[Data records]
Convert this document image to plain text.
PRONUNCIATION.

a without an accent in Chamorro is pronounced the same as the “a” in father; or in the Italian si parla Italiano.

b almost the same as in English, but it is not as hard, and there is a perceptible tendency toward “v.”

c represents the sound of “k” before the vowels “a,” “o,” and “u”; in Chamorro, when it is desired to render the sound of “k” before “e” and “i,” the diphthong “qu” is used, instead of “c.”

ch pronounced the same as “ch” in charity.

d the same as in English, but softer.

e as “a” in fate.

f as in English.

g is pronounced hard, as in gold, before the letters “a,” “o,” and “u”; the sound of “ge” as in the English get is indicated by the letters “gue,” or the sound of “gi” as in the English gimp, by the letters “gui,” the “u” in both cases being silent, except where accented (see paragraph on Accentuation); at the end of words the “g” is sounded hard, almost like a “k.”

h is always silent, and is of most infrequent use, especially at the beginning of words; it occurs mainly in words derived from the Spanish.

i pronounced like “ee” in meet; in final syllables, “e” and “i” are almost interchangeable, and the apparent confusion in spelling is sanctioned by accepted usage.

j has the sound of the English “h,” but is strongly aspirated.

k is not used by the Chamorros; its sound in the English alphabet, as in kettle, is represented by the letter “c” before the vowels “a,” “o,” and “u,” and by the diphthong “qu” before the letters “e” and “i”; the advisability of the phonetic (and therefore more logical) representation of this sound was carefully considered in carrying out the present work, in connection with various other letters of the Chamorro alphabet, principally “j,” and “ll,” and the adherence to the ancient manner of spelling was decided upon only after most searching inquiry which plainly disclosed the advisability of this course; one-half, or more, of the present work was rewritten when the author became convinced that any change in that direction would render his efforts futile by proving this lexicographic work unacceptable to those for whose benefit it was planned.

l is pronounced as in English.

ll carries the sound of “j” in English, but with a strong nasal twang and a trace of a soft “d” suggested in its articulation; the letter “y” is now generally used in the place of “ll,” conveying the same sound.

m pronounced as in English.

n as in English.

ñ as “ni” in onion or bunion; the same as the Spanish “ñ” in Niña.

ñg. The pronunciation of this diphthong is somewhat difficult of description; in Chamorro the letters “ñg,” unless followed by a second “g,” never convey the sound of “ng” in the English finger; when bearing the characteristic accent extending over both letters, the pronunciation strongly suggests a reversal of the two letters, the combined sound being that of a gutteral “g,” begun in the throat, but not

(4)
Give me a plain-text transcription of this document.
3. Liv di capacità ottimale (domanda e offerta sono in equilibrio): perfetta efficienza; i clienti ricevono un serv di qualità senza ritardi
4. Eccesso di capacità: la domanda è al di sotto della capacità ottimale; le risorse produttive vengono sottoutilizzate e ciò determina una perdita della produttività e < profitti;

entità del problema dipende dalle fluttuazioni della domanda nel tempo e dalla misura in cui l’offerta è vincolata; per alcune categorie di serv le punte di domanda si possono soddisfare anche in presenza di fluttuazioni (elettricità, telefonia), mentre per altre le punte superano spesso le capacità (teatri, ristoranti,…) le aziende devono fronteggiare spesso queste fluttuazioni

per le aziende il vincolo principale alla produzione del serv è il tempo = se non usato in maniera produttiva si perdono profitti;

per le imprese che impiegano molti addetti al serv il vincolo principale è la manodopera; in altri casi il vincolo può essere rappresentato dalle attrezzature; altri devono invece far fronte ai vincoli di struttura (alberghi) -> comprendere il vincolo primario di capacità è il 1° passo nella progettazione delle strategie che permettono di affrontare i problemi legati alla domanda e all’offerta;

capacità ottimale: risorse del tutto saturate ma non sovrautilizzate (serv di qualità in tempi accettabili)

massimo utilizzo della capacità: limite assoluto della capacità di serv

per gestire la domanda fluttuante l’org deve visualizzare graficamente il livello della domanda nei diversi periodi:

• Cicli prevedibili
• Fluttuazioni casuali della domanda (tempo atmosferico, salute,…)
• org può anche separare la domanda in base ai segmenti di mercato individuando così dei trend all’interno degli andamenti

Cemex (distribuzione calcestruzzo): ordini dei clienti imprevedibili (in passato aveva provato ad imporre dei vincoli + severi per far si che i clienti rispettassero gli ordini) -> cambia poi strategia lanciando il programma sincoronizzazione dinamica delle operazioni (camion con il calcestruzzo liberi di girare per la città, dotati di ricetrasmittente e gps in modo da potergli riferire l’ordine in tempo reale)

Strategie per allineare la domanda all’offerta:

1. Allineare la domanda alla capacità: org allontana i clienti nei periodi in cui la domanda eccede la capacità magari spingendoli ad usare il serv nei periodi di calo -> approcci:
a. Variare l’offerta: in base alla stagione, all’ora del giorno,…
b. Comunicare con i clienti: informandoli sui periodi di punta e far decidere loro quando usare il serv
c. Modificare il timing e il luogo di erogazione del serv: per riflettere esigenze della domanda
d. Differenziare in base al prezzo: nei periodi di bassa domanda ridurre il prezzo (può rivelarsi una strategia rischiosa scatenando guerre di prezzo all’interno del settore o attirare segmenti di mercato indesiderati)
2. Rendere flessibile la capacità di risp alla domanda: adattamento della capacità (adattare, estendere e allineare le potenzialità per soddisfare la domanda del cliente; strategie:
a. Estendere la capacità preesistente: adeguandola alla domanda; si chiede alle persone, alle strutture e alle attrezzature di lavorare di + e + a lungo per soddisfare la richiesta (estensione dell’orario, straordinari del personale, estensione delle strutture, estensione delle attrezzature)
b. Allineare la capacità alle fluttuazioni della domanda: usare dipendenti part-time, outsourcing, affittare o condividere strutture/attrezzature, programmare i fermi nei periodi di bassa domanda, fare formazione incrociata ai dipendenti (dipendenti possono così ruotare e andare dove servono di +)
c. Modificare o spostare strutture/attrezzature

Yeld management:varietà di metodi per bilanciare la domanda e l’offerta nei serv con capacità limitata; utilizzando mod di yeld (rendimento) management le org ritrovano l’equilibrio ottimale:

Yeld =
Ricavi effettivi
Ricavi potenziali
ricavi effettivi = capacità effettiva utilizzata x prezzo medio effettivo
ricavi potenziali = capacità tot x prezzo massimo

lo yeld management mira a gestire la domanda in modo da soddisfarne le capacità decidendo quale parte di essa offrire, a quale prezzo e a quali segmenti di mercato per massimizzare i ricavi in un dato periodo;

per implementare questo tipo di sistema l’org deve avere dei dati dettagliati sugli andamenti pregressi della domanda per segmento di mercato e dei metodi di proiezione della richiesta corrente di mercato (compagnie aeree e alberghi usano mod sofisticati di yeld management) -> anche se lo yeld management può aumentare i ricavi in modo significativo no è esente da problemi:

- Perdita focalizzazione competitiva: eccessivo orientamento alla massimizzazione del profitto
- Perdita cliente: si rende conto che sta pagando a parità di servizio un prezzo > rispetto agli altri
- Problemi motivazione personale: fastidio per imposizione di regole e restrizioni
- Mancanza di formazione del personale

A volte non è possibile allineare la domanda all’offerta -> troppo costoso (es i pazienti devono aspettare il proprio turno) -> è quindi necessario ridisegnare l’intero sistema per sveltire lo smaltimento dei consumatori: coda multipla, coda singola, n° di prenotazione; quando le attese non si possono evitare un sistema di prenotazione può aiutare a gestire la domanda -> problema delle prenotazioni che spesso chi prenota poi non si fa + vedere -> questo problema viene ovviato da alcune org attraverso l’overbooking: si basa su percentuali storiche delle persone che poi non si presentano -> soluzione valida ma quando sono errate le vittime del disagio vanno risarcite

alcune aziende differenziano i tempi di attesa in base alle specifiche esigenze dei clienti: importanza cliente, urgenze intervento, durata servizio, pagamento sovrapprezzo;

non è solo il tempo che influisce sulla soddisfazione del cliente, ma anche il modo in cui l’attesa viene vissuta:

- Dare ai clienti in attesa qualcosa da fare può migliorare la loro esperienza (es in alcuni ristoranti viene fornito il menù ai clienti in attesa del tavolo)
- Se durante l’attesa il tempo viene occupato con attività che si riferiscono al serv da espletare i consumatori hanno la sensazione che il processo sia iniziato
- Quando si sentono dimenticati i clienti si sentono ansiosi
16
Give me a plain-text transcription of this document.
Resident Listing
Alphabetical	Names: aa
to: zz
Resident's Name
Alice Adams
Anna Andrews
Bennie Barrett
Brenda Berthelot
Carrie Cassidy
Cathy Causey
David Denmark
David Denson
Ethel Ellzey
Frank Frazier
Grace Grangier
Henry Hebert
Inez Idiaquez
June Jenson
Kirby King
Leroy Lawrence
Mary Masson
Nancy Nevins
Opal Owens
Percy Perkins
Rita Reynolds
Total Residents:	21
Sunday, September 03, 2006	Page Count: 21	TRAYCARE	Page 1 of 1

◆ **Work to be completed**
Only the number is wanted: how many lines contain the string "strategia"?

◆ **Exercise response**
2